Check each line of the data below for the word "العيدين", then extract the ones that have it.

Data entries
• • • • • • •

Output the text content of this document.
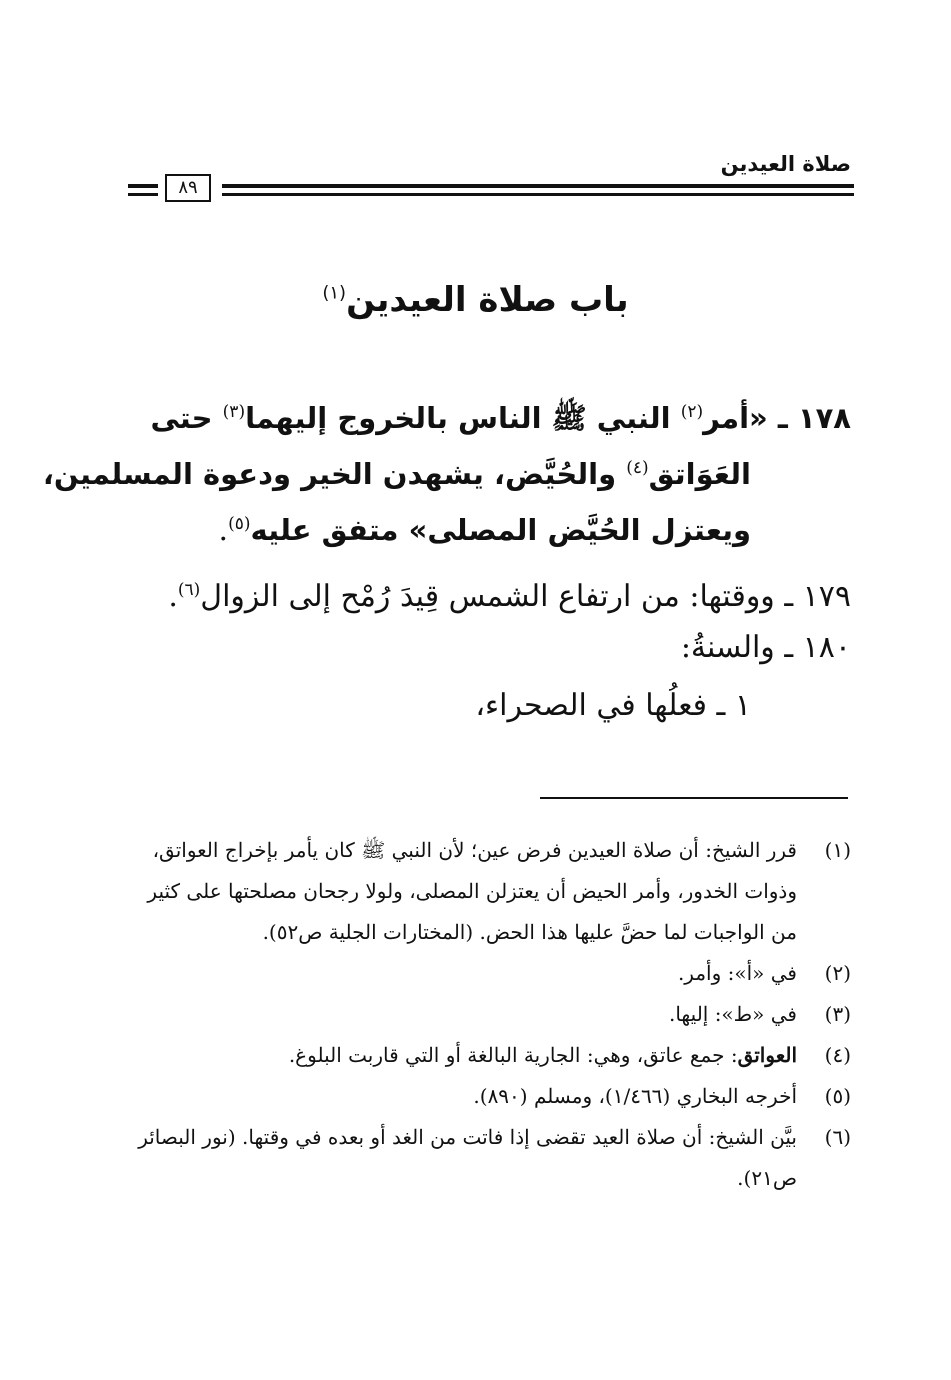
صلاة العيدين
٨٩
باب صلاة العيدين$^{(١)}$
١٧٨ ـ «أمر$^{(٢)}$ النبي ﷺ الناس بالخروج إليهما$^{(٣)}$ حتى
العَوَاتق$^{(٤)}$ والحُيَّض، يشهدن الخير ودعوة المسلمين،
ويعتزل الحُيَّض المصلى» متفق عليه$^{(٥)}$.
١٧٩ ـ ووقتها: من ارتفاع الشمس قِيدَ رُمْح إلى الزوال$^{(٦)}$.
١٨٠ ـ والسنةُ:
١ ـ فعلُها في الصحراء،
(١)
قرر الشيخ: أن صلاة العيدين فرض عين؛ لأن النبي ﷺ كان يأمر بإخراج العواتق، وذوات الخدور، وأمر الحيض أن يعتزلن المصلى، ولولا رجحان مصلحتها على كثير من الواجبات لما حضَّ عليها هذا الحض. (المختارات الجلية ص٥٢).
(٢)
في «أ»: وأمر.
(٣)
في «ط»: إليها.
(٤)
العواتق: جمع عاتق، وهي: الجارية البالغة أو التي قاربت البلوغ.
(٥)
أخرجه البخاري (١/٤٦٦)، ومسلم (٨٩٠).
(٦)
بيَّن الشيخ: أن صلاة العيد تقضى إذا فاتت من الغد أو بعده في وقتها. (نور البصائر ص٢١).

• • • • • • •

- Answer to the task -
صلاة العيدين
باب صلاة العيدين$^{(١)}$
قرر الشيخ: أن صلاة العيدين فرض عين؛ لأن النبي ﷺ كان يأمر بإخراج العواتق، وذوات الخدور، وأمر الحيض أن يعتزلن المصلى، ولولا رجحان مصلحتها على كثير من الواجبات لما حضَّ عليها هذا الحض. (المختارات الجلية ص٥٢).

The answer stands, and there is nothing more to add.